§ INSTRUCTIONS TO FOLLOW
Collect each line containing "arcsec".

§ STORED ROWS
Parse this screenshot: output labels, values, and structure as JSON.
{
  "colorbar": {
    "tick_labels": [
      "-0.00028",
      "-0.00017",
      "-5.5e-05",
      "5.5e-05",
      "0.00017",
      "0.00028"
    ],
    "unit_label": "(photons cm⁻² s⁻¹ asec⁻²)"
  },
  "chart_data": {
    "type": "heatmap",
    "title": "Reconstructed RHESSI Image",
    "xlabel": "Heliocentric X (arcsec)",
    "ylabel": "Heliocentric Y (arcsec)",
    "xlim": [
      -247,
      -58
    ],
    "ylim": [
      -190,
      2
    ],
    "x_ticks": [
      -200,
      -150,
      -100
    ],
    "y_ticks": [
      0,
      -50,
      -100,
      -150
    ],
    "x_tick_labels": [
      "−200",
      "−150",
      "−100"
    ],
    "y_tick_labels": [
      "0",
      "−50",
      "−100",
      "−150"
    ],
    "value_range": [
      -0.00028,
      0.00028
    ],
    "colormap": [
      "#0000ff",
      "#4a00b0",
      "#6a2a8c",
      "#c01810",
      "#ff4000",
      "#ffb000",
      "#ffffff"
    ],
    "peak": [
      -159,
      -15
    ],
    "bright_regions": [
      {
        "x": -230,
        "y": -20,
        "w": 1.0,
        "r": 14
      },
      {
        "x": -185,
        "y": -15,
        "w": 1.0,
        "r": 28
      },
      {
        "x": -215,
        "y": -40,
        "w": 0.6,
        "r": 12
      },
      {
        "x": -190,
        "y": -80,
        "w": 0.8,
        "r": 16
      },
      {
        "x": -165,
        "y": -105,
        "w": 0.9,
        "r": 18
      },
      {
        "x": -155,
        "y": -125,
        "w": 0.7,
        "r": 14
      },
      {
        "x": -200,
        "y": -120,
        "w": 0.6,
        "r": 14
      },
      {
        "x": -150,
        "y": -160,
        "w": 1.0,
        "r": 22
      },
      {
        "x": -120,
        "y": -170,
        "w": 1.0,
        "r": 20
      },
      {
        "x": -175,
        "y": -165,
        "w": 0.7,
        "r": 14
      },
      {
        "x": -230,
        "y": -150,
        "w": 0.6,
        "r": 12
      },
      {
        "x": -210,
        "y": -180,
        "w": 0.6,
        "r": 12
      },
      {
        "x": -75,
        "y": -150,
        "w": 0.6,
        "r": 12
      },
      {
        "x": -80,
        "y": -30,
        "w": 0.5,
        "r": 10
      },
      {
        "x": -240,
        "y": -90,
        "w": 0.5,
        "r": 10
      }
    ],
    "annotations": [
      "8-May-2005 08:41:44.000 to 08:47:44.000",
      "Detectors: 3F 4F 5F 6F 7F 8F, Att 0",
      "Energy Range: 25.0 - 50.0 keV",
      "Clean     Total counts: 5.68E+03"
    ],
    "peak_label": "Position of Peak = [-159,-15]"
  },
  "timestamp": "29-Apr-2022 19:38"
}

§ COMPLETED EXERCISE
    "xlabel": "Heliocentric X (arcsec)",
    "ylabel": "Heliocentric Y (arcsec)",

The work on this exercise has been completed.